[Dataset excerpts]
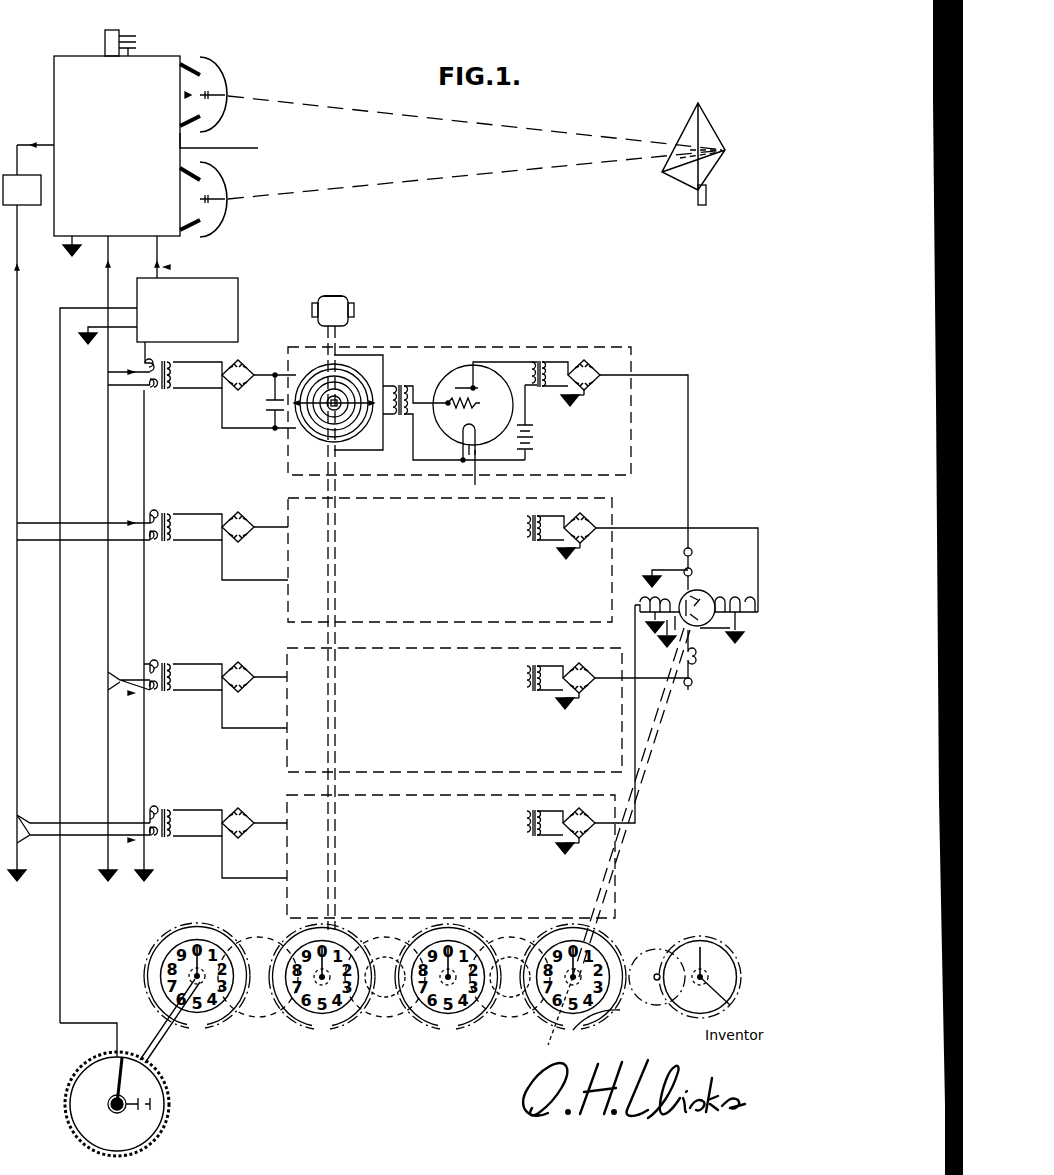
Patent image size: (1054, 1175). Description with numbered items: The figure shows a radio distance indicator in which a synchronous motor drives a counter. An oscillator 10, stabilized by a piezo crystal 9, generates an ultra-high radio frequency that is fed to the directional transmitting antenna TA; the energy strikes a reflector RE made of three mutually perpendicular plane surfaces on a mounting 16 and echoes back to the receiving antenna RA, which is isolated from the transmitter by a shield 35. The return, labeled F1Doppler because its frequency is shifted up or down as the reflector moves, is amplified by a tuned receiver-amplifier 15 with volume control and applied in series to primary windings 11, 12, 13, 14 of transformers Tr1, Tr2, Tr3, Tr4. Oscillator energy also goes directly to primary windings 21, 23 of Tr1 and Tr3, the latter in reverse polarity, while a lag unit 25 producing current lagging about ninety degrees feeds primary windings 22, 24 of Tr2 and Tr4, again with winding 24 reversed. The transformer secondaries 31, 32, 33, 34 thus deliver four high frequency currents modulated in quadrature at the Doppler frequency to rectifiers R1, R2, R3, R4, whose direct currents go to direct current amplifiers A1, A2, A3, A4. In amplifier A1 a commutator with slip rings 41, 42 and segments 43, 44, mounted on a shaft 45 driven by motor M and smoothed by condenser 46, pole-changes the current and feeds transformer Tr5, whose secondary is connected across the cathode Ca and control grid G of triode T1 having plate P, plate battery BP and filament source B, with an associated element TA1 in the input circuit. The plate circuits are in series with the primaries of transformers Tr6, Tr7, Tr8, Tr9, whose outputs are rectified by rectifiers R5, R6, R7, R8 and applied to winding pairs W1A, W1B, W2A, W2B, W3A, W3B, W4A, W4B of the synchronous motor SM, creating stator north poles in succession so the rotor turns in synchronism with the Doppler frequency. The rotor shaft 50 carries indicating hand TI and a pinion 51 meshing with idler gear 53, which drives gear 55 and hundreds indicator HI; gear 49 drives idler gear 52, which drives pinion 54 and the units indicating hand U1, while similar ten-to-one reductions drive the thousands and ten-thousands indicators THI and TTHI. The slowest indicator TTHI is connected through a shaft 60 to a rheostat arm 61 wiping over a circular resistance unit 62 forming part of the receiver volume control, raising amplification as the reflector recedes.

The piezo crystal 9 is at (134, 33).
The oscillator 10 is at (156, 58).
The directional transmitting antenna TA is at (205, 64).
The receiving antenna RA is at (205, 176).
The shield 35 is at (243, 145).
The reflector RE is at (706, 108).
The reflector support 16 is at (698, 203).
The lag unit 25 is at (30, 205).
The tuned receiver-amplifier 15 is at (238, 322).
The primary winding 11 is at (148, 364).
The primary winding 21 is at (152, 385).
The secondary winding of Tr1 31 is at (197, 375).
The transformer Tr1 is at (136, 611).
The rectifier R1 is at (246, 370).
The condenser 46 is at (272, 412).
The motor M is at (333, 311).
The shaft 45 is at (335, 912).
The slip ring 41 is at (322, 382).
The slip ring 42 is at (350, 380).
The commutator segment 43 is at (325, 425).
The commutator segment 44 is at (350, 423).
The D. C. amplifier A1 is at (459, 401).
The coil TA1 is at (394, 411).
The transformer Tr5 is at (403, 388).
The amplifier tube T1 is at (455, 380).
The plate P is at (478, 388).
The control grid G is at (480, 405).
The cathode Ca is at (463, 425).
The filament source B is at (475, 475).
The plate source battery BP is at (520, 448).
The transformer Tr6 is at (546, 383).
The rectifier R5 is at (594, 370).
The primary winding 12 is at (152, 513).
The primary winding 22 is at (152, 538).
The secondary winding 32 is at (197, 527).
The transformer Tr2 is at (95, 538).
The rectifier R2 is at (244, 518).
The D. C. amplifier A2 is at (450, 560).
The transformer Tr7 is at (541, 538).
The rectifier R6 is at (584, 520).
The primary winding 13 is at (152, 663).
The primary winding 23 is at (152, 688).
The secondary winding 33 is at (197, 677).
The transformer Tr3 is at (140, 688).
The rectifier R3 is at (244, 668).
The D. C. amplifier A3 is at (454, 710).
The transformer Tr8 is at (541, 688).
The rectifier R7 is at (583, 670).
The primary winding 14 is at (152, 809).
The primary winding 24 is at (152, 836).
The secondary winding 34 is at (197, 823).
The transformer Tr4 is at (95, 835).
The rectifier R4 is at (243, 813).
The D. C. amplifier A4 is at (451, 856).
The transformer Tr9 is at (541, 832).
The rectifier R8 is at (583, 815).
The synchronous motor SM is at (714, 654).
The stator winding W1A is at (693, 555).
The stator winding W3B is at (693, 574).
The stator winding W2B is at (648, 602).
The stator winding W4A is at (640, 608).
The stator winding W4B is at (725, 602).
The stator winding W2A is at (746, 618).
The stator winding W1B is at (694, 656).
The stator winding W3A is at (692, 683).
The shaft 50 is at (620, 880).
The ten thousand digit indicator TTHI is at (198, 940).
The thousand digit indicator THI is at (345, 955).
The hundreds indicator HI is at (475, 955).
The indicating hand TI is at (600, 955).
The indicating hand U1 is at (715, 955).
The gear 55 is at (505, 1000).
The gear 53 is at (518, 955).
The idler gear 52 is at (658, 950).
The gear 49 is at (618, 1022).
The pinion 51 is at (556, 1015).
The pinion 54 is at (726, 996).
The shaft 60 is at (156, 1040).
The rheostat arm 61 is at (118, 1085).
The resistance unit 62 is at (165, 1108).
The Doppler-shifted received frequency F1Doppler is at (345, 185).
---
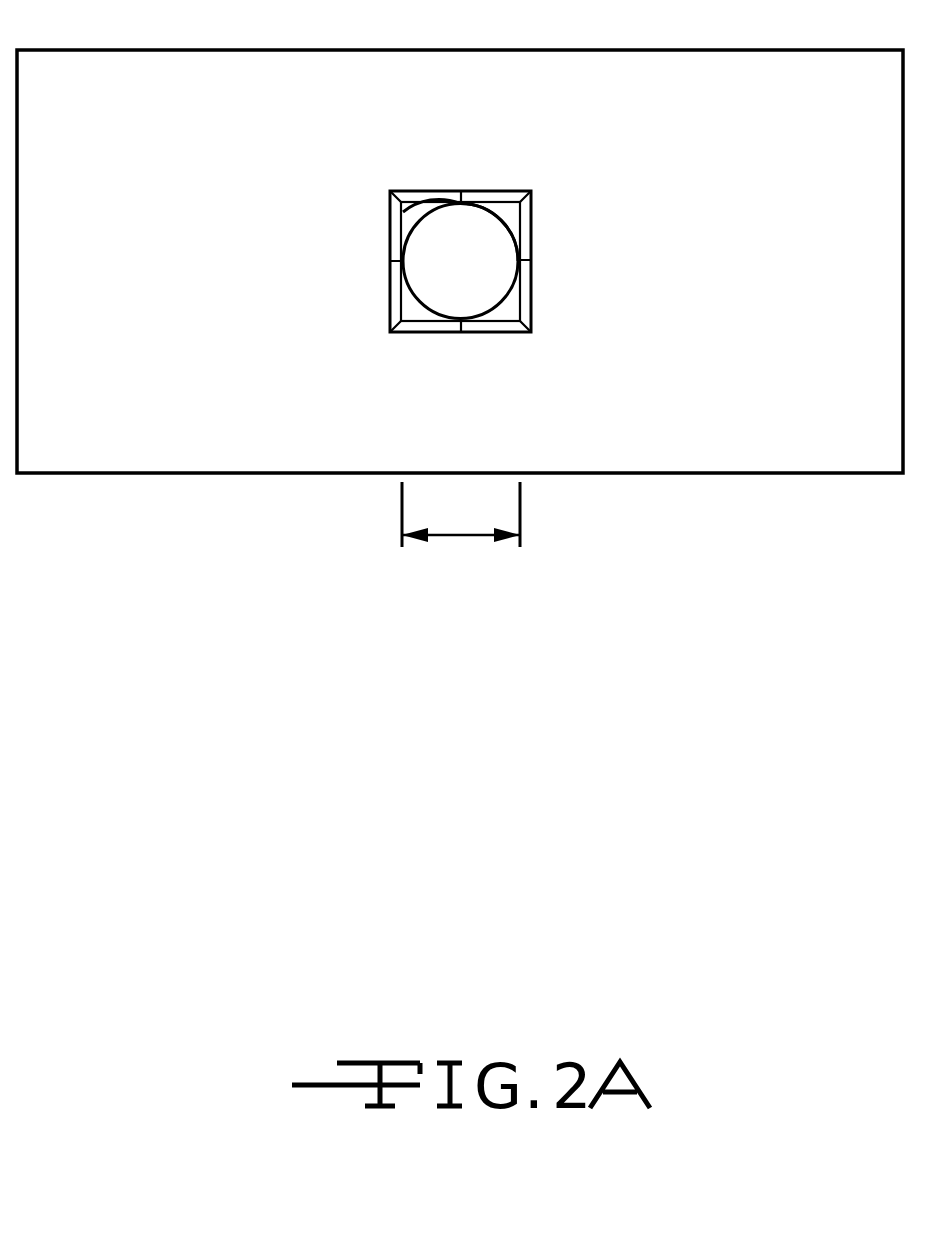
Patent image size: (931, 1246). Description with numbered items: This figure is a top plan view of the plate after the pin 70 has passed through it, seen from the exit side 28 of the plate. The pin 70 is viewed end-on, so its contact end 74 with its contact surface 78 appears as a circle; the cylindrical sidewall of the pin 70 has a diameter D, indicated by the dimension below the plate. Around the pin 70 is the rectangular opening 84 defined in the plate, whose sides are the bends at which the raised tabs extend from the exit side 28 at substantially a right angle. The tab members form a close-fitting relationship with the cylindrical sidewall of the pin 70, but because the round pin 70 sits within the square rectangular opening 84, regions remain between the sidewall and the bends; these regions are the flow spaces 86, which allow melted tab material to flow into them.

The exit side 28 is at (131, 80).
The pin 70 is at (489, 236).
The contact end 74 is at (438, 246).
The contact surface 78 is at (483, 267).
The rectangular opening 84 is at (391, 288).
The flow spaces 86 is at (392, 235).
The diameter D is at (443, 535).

▶ [Your task] Copy out the records verbatim, starting with the line containing "Patent image size: (931, 1246)." and ending with the line containing "The diameter D is at (443, 535).", both of those lines included.

▶ [Written answer]
Patent image size: (931, 1246). Description with numbered items: This figure is a top plan view of the plate after the pin 70 has passed through it, seen from the exit side 28 of the plate. The pin 70 is viewed end-on, so its contact end 74 with its contact surface 78 appears as a circle; the cylindrical sidewall of the pin 70 has a diameter D, indicated by the dimension below the plate. Around the pin 70 is the rectangular opening 84 defined in the plate, whose sides are the bends at which the raised tabs extend from the exit side 28 at substantially a right angle. The tab members form a close-fitting relationship with the cylindrical sidewall of the pin 70, but because the round pin 70 sits within the square rectangular opening 84, regions remain between the sidewall and the bends; these regions are the flow spaces 86, which allow melted tab material to flow into them.

The exit side 28 is at (131, 80).
The pin 70 is at (489, 236).
The contact end 74 is at (438, 246).
The contact surface 78 is at (483, 267).
The rectangular opening 84 is at (391, 288).
The flow spaces 86 is at (392, 235).
The diameter D is at (443, 535).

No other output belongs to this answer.